Richard “Demo Dick” Marcinko, the founder of SEAL Team 6, had a legendary and controversial career in the US Navy. Composite made by Coffee or Die Magazine.
The recent death on Christmas Day of former Navy SEAL and founder of SEAL Team 6, retired Commander Richard “Dick” Marcinko, marked the loss of one of the SEAL community’s most famous (some might say infamous) and commanding personalities. Perhaps the most widely-recognized picture of Marcinko was the photograph that graced the cover of his 1992 bestseller, “Rogue Warrior.”
The flint-eyed, bearded, muscular Marcinko stares right through the camera lens and into your soul. His black, Trident-adorned shirt — unbuttoned to reveal a patch of steel wool chest hair — is so deeply charcoal-colored that it fades almost into the background, matched only by the deep dark of Marcinko’s merciless eyebrows. If the photo makes a hardened Marcinko look like he was just released from prison, that is because the photo was taken after Marcinko was, in fact, just released from prison.

## What to work on
1. Answer these questions using the text about Richard Marcinko:
(a) On what day did Marcinko die?
(b) What was the title of his 1992 bestseller?
(c) What symbol adorns the black shirt he wears in the cover photograph?
2. Write the next paragraph of the text about Richard Marcinko, starting after its final sentence.

Layout dataset entries:
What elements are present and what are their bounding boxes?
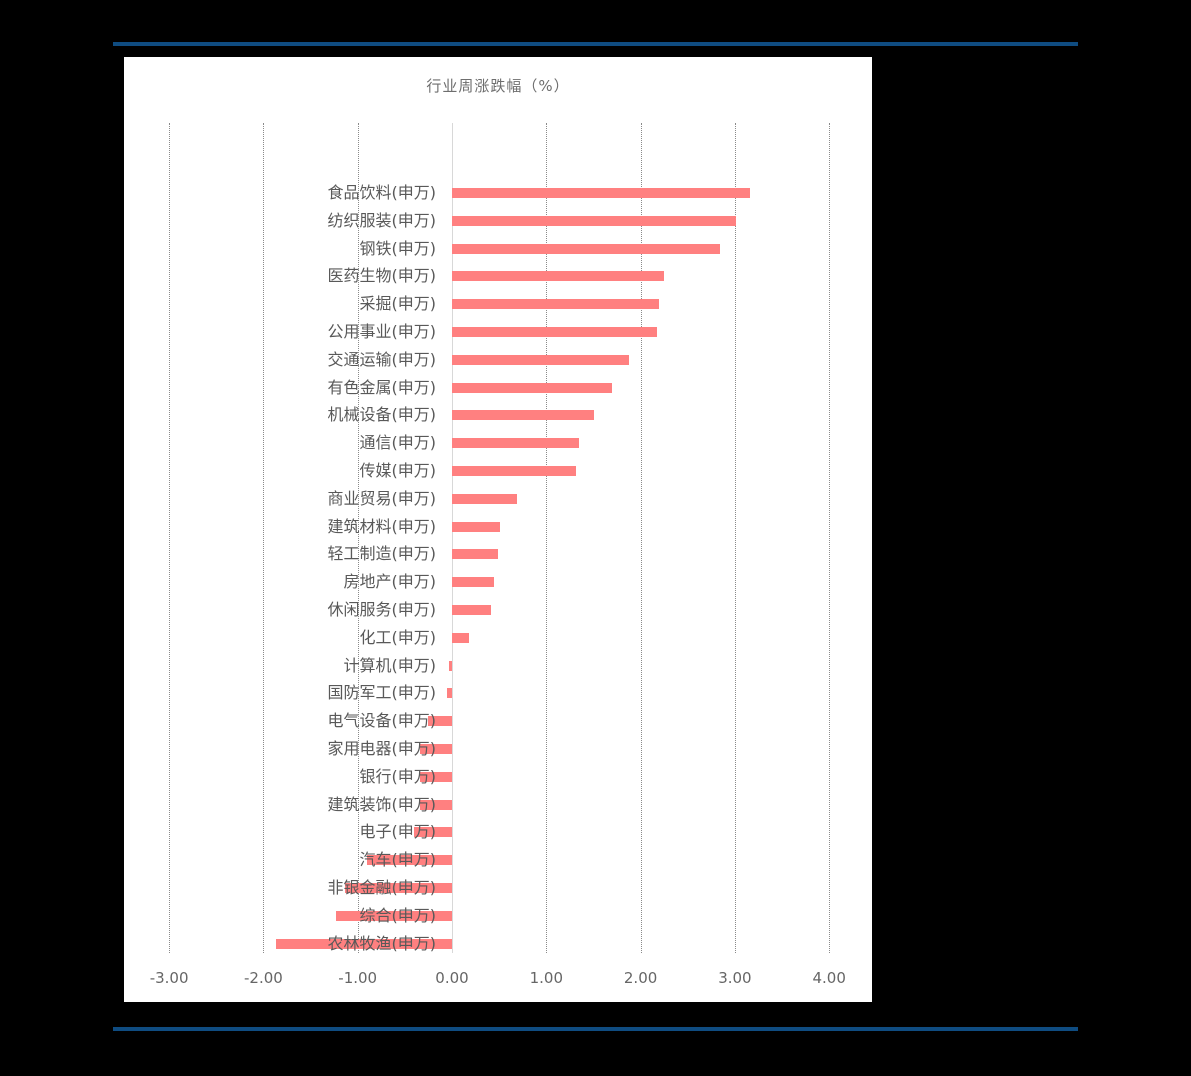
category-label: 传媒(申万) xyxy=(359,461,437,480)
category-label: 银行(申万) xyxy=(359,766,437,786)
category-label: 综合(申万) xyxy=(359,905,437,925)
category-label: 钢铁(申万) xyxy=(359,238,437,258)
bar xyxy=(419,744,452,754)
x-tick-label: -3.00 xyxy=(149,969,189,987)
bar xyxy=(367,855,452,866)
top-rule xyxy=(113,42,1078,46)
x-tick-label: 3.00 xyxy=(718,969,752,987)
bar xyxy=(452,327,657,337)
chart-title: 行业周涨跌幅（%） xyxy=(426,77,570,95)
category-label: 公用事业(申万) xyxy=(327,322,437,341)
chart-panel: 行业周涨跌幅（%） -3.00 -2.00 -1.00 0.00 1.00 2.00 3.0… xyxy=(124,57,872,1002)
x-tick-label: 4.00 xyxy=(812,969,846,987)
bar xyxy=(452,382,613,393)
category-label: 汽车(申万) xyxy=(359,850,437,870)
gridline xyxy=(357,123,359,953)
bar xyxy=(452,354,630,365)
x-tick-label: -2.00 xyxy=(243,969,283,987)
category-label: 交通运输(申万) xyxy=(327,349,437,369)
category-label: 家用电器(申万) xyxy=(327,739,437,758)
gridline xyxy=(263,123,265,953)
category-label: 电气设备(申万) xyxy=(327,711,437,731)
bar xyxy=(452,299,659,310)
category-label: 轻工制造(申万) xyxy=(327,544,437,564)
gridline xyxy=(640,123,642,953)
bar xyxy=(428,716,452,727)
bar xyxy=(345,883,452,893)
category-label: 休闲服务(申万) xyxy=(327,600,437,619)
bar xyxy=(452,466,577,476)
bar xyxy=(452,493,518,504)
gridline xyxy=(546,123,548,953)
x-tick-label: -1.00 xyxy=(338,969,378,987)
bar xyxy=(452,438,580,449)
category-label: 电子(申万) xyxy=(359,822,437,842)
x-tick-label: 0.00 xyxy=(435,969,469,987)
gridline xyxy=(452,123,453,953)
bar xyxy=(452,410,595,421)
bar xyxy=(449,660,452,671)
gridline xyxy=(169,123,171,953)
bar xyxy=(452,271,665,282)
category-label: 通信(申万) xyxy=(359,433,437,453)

## Set of answers
1.
(a) Christmas Day
(b) "Rogue Warrior"
(c) A Trident

2.
And therein lies the paradoxical essence of “Demo Dick” Marcinko: a fierce, dedicated American commando, who stood up one of the nation’s premier counter-terrorism and special missions units, and who was also a convicted felon who ran that same unit, at times, like an outlaw motorcycle gang.
I won’t completely rehash the formation of SEAL Team 6 here, as the official account can be found in a number of books and other documents. However, I will share a bit of the SEAL Team lore that surrounded Marcinko’s founding of ST-6, and its earliest days in the 1980s. Don’t, by any means, take this as gospel truth, but more as an oral history that has come down from contemporaries of Marcinko back in those first couple decades of the SEAL Teams.
When Commander Dick Marcinko was given the responsibility of forming SEAL Team 6 in the wake of the 1979 Iran hostage crisis, he was in a staff position at the Pentagon, having already previously served as the commanding officer of SEAL Team 2. He knew he needed to form the command quickly, and get it off the ground and operating, if it were to be seen as successful.
With that in mind, Marcinko took a core of SEALs from ST-2, who were part of a dedicated counterterrorism-trained unit within the team, and made them the initial nucleus of ST-6. Included in that Team 2-comprised nucleus was then-Lieutenant Commander Norman Carly, who was selected as the first Executive Officer (XO) of the Team, and thus Marcinko’s second-in-command. According to legend, Marcinko then hand-picked a variety of his “drinking buddies” and closest friends from SEAL Teams on both the East and West Coasts to fill out the rest of the Team.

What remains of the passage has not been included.